Task item |
It would help if you retyped the data exactly, leaving out the pictures.

Entries taken from a collection |
-=-=-
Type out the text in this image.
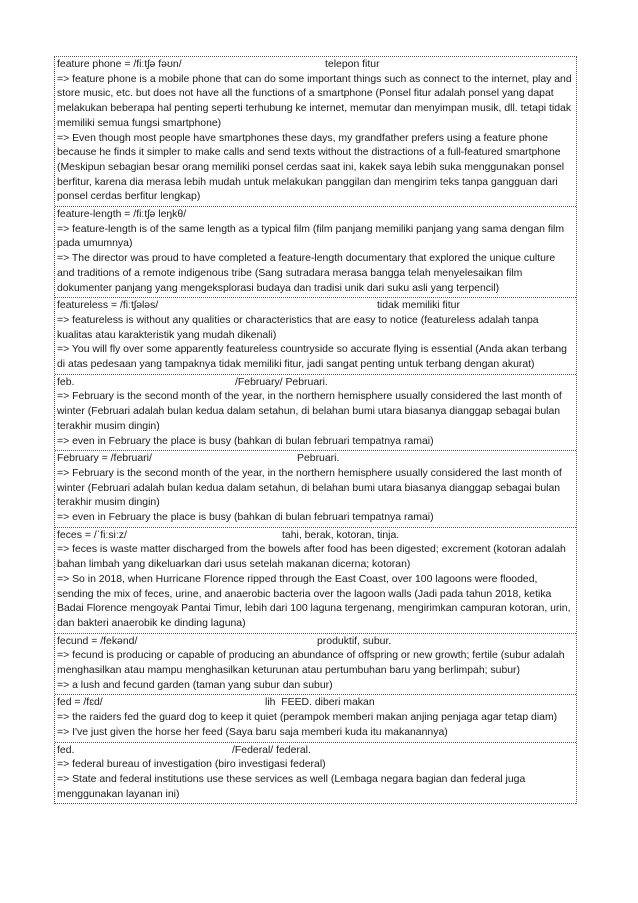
feature phone = /fiːtʃə fəʊn/	telepon fitur

=> feature phone is a mobile phone that can do some important things such as connect to the internet, play and store music, etc. but does not have all the functions of a smartphone (Ponsel fitur adalah ponsel yang dapat melakukan beberapa hal penting seperti terhubung ke internet, memutar dan menyimpan musik, dll. tetapi tidak memiliki semua fungsi smartphone)

=> Even though most people have smartphones these days, my grandfather prefers using a feature phone because he finds it simpler to make calls and send texts without the distractions of a full-featured smartphone (Meskipun sebagian besar orang memiliki ponsel cerdas saat ini, kakek saya lebih suka menggunakan ponsel berfitur, karena dia merasa lebih mudah untuk melakukan panggilan dan mengirim teks tanpa gangguan dari ponsel cerdas berfitur lengkap)

feature-length = /fiːtʃə leŋkθ/

=> feature-length is of the same length as a typical film (film panjang memiliki panjang yang sama dengan film pada umumnya)

=> The director was proud to have completed a feature-length documentary that explored the unique culture and traditions of a remote indigenous tribe (Sang sutradara merasa bangga telah menyelesaikan film dokumenter panjang yang mengeksplorasi budaya dan tradisi unik dari suku asli yang terpencil)

featureless = /fiːtʃələs/	tidak memiliki fitur

=> featureless is without any qualities or characteristics that are easy to notice (featureless adalah tanpa kualitas atau karakteristik yang mudah dikenali)

=> You will fly over some apparently featureless countryside so accurate flying is essential (Anda akan terbang di atas pedesaan yang tampaknya tidak memiliki fitur, jadi sangat penting untuk terbang dengan akurat)

feb.	/February/ Pebruari.

=> February is the second month of the year, in the northern hemisphere usually considered the last month of winter (Februari adalah bulan kedua dalam setahun, di belahan bumi utara biasanya dianggap sebagai bulan terakhir musim dingin)

=> even in February the place is busy (bahkan di bulan februari tempatnya ramai)

February = /februari/	Pebruari.

=> February is the second month of the year, in the northern hemisphere usually considered the last month of winter (Februari adalah bulan kedua dalam setahun, di belahan bumi utara biasanya dianggap sebagai bulan terakhir musim dingin)

=> even in February the place is busy (bahkan di bulan februari tempatnya ramai)

feces = /ˈfiːsiːz/	tahi, berak, kotoran, tinja.

=> feces is waste matter discharged from the bowels after food has been digested; excrement (kotoran adalah bahan limbah yang dikeluarkan dari usus setelah makanan dicerna; kotoran)

=> So in 2018, when Hurricane Florence ripped through the East Coast, over 100 lagoons were flooded, sending the mix of feces, urine, and anaerobic bacteria over the lagoon walls (Jadi pada tahun 2018, ketika Badai Florence mengoyak Pantai Timur, lebih dari 100 laguna tergenang, mengirimkan campuran kotoran, urin, dan bakteri anaerobik ke dinding laguna)

fecund = /fekənd/	produktif, subur.

=> fecund is producing or capable of producing an abundance of offspring or new growth; fertile (subur adalah menghasilkan atau mampu menghasilkan keturunan atau pertumbuhan baru yang berlimpah; subur)

=> a lush and fecund garden (taman yang subur dan subur)

fed = /fɛd/	lih  FEED. diberi makan

=> the raiders fed the guard dog to keep it quiet (perampok memberi makan anjing penjaga agar tetap diam)

=> I've just given the horse her feed (Saya baru saja memberi kuda itu makanannya)

fed.	/Federal/ federal.

=> federal bureau of investigation (biro investigasi federal)

=> State and federal institutions use these services as well (Lembaga negara bagian dan federal juga menggunakan layanan ini)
-=-=-
Task answer |
Type out the text in this image.
feature phone = /fiːtʃə fəʊn/	telepon fitur

=> feature phone is a mobile phone that can do some important things such as connect to the internet, play and store music, etc. but does not have all the functions of a smartphone (Ponsel fitur adalah ponsel yang dapat melakukan beberapa hal penting seperti terhubung ke internet, memutar dan menyimpan musik, dll. tetapi tidak memiliki semua fungsi smartphone)

=> Even though most people have smartphones these days, my grandfather prefers using a feature phone because he finds it simpler to make calls and send texts without the distractions of a full-featured smartphone (Meskipun sebagian besar orang memiliki ponsel cerdas saat ini, kakek saya lebih suka menggunakan ponsel berfitur, karena dia merasa lebih mudah untuk melakukan panggilan dan mengirim teks tanpa gangguan dari ponsel cerdas berfitur lengkap)

feature-length = /fiːtʃə leŋkθ/

=> feature-length is of the same length as a typical film (film panjang memiliki panjang yang sama dengan film pada umumnya)

=> The director was proud to have completed a feature-length documentary that explored the unique culture and traditions of a remote indigenous tribe (Sang sutradara merasa bangga telah menyelesaikan film dokumenter panjang yang mengeksplorasi budaya dan tradisi unik dari suku asli yang terpencil)

featureless = /fiːtʃələs/	tidak memiliki fitur

=> featureless is without any qualities or characteristics that are easy to notice (featureless adalah tanpa kualitas atau karakteristik yang mudah dikenali)

=> You will fly over some apparently featureless countryside so accurate flying is essential (Anda akan terbang di atas pedesaan yang tampaknya tidak memiliki fitur, jadi sangat penting untuk terbang dengan akurat)

feb.	/February/ Pebruari.

=> February is the second month of the year, in the northern hemisphere usually considered the last month of winter (Februari adalah bulan kedua dalam setahun, di belahan bumi utara biasanya dianggap sebagai bulan terakhir musim dingin)

=> even in February the place is busy (bahkan di bulan februari tempatnya ramai)

February = /februari/	Pebruari.

=> February is the second month of the year, in the northern hemisphere usually considered the last month of winter (Februari adalah bulan kedua dalam setahun, di belahan bumi utara biasanya dianggap sebagai bulan terakhir musim dingin)

=> even in February the place is busy (bahkan di bulan februari tempatnya ramai)

feces = /ˈfiːsiːz/	tahi, berak, kotoran, tinja.

=> feces is waste matter discharged from the bowels after food has been digested; excrement (kotoran adalah bahan limbah yang dikeluarkan dari usus setelah makanan dicerna; kotoran)

=> So in 2018, when Hurricane Florence ripped through the East Coast, over 100 lagoons were flooded, sending the mix of feces, urine, and anaerobic bacteria over the lagoon walls (Jadi pada tahun 2018, ketika Badai Florence mengoyak Pantai Timur, lebih dari 100 laguna tergenang, mengirimkan campuran kotoran, urin, dan bakteri anaerobik ke dinding laguna)

fecund = /fekənd/	produktif, subur.

=> fecund is producing or capable of producing an abundance of offspring or new growth; fertile (subur adalah menghasilkan atau mampu menghasilkan keturunan atau pertumbuhan baru yang berlimpah; subur)

=> a lush and fecund garden (taman yang subur dan subur)

fed = /fɛd/	lih  FEED. diberi makan

=> the raiders fed the guard dog to keep it quiet (perampok memberi makan anjing penjaga agar tetap diam)

=> I've just given the horse her feed (Saya baru saja memberi kuda itu makanannya)

fed.	/Federal/ federal.

=> federal bureau of investigation (biro investigasi federal)

=> State and federal institutions use these services as well (Lembaga negara bagian dan federal juga menggunakan layanan ini)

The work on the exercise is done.